## INSTRUCTIONS TO FOLLOW
Extract the listing in its entirety, keeping each line identical to the original.

## SOURCE DATA
++++++++++

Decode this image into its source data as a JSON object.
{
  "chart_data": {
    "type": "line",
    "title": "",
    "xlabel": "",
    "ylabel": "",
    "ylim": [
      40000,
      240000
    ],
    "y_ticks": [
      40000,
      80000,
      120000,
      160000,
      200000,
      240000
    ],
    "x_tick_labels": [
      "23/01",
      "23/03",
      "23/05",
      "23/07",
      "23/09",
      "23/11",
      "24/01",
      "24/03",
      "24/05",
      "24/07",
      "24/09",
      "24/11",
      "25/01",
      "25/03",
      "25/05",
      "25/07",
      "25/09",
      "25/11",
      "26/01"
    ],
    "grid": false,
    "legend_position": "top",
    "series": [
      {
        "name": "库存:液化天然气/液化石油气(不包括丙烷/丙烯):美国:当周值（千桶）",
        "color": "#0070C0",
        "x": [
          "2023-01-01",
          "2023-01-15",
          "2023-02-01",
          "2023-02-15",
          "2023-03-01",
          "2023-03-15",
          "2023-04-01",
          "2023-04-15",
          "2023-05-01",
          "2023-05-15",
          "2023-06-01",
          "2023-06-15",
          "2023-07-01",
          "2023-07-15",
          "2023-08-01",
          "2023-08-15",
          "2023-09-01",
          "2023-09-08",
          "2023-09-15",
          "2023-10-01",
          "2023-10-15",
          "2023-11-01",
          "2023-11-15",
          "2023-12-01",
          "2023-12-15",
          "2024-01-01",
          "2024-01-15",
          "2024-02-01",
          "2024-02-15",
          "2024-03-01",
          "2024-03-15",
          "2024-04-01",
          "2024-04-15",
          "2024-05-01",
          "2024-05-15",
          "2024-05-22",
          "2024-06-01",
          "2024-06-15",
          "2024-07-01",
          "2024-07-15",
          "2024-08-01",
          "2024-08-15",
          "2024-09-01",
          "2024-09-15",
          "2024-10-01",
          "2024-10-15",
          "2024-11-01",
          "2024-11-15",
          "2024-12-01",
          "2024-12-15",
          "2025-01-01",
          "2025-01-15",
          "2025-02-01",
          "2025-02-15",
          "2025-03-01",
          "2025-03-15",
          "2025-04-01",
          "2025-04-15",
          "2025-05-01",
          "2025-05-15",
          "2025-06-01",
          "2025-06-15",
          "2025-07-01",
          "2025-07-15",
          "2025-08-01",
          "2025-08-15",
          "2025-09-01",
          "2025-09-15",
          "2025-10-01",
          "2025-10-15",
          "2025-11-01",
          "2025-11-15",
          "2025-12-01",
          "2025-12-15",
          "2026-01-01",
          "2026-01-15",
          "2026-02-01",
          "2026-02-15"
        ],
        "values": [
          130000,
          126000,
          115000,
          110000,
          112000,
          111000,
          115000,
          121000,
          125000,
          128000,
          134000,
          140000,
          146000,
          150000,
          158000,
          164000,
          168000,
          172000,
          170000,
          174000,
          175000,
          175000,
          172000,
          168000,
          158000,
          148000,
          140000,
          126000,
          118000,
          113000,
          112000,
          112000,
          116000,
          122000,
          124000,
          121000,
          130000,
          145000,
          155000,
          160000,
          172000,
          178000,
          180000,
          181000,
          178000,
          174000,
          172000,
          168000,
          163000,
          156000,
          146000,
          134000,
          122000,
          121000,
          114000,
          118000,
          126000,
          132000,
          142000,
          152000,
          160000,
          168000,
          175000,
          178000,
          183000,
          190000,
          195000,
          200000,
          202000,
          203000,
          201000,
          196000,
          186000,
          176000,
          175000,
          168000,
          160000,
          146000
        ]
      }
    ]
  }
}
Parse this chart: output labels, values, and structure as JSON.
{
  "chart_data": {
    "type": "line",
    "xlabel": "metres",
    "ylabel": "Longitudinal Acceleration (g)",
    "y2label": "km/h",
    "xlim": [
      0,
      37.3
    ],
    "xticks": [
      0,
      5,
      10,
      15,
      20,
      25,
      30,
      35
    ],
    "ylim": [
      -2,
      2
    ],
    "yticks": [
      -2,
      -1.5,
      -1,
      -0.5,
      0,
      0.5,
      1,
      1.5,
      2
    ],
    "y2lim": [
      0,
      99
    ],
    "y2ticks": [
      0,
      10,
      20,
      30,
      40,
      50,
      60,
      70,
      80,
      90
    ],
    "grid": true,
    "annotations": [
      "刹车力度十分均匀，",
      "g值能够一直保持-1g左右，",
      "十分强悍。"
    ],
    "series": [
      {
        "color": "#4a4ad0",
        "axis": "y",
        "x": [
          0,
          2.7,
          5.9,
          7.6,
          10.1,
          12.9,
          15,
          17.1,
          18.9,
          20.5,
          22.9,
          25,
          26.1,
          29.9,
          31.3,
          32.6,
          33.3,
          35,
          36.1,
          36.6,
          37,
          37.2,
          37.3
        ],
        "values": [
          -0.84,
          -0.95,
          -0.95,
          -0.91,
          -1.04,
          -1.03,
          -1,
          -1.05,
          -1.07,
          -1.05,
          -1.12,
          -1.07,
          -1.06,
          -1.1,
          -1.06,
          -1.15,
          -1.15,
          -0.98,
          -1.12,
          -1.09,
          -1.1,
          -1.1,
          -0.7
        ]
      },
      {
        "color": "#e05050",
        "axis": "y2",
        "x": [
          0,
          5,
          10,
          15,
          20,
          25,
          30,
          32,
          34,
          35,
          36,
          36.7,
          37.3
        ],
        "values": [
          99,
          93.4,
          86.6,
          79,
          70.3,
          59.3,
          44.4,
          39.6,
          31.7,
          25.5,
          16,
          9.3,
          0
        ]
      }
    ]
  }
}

++++++++++

## THE ANSWER
Decode this image into its source data as a JSON object.
{
  "chart_data": {
    "type": "line",
    "title": "",
    "xlabel": "",
    "ylabel": "",
    "ylim": [
      40000,
      240000
    ],
    "y_ticks": [
      40000,
      80000,
      120000,
      160000,
      200000,
      240000
    ],
    "x_tick_labels": [
      "23/01",
      "23/03",
      "23/05",
      "23/07",
      "23/09",
      "23/11",
      "24/01",
      "24/03",
      "24/05",
      "24/07",
      "24/09",
      "24/11",
      "25/01",
      "25/03",
      "25/05",
      "25/07",
      "25/09",
      "25/11",
      "26/01"
    ],
    "grid": false,
    "legend_position": "top",
    "series": [
      {
        "name": "库存:液化天然气/液化石油气(不包括丙烷/丙烯):美国:当周值（千桶）",
        "color": "#0070C0",
        "x": [
          "2023-01-01",
          "2023-01-15",
          "2023-02-01",
          "2023-02-15",
          "2023-03-01",
          "2023-03-15",
          "2023-04-01",
          "2023-04-15",
          "2023-05-01",
          "2023-05-15",
          "2023-06-01",
          "2023-06-15",
          "2023-07-01",
          "2023-07-15",
          "2023-08-01",
          "2023-08-15",
          "2023-09-01",
          "2023-09-08",
          "2023-09-15",
          "2023-10-01",
          "2023-10-15",
          "2023-11-01",
          "2023-11-15",
          "2023-12-01",
          "2023-12-15",
          "2024-01-01",
          "2024-01-15",
          "2024-02-01",
          "2024-02-15",
          "2024-03-01",
          "2024-03-15",
          "2024-04-01",
          "2024-04-15",
          "2024-05-01",
          "2024-05-15",
          "2024-05-22",
          "2024-06-01",
          "2024-06-15",
          "2024-07-01",
          "2024-07-15",
          "2024-08-01",
          "2024-08-15",
          "2024-09-01",
          "2024-09-15",
          "2024-10-01",
          "2024-10-15",
          "2024-11-01",
          "2024-11-15",
          "2024-12-01",
          "2024-12-15",
          "2025-01-01",
          "2025-01-15",
          "2025-02-01",
          "2025-02-15",
          "2025-03-01",
          "2025-03-15",
          "2025-04-01",
          "2025-04-15",
          "2025-05-01",
          "2025-05-15",
          "2025-06-01",
          "2025-06-15",
          "2025-07-01",
          "2025-07-15",
          "2025-08-01",
          "2025-08-15",
          "2025-09-01",
          "2025-09-15",
          "2025-10-01",
          "2025-10-15",
          "2025-11-01",
          "2025-11-15",
          "2025-12-01",
          "2025-12-15",
          "2026-01-01",
          "2026-01-15",
          "2026-02-01",
          "2026-02-15"
        ],
        "values": [
          130000,
          126000,
          115000,
          110000,
          112000,
          111000,
          115000,
          121000,
          125000,
          128000,
          134000,
          140000,
          146000,
          150000,
          158000,
          164000,
          168000,
          172000,
          170000,
          174000,
          175000,
          175000,
          172000,
          168000,
          158000,
          148000,
          140000,
          126000,
          118000,
          113000,
          112000,
          112000,
          116000,
          122000,
          124000,
          121000,
          130000,
          145000,
          155000,
          160000,
          172000,
          178000,
          180000,
          181000,
          178000,
          174000,
          172000,
          168000,
          163000,
          156000,
          146000,
          134000,
          122000,
          121000,
          114000,
          118000,
          126000,
          132000,
          142000,
          152000,
          160000,
          168000,
          175000,
          178000,
          183000,
          190000,
          195000,
          200000,
          202000,
          203000,
          201000,
          196000,
          186000,
          176000,
          175000,
          168000,
          160000,
          146000
        ]
      }
    ]
  }
}
Parse this chart: output labels, values, and structure as JSON.
{
  "chart_data": {
    "type": "line",
    "xlabel": "metres",
    "ylabel": "Longitudinal Acceleration (g)",
    "y2label": "km/h",
    "xlim": [
      0,
      37.3
    ],
    "xticks": [
      0,
      5,
      10,
      15,
      20,
      25,
      30,
      35
    ],
    "ylim": [
      -2,
      2
    ],
    "yticks": [
      -2,
      -1.5,
      -1,
      -0.5,
      0,
      0.5,
      1,
      1.5,
      2
    ],
    "y2lim": [
      0,
      99
    ],
    "y2ticks": [
      0,
      10,
      20,
      30,
      40,
      50,
      60,
      70,
      80,
      90
    ],
    "grid": true,
    "annotations": [
      "刹车力度十分均匀，",
      "g值能够一直保持-1g左右，",
      "十分强悍。"
    ],
    "series": [
      {
        "color": "#4a4ad0",
        "axis": "y",
        "x": [
          0,
          2.7,
          5.9,
          7.6,
          10.1,
          12.9,
          15,
          17.1,
          18.9,
          20.5,
          22.9,
          25,
          26.1,
          29.9,
          31.3,
          32.6,
          33.3,
          35,
          36.1,
          36.6,
          37,
          37.2,
          37.3
        ],
        "values": [
          -0.84,
          -0.95,
          -0.95,
          -0.91,
          -1.04,
          -1.03,
          -1,
          -1.05,
          -1.07,
          -1.05,
          -1.12,
          -1.07,
          -1.06,
          -1.1,
          -1.06,
          -1.15,
          -1.15,
          -0.98,
          -1.12,
          -1.09,
          -1.1,
          -1.1,
          -0.7
        ]
      },
      {
        "color": "#e05050",
        "axis": "y2",
        "x": [
          0,
          5,
          10,
          15,
          20,
          25,
          30,
          32,
          34,
          35,
          36,
          36.7,
          37.3
        ],
        "values": [
          99,
          93.4,
          86.6,
          79,
          70.3,
          59.3,
          44.4,
          39.6,
          31.7,
          25.5,
          16,
          9.3,
          0
        ]
      }
    ]
  }
}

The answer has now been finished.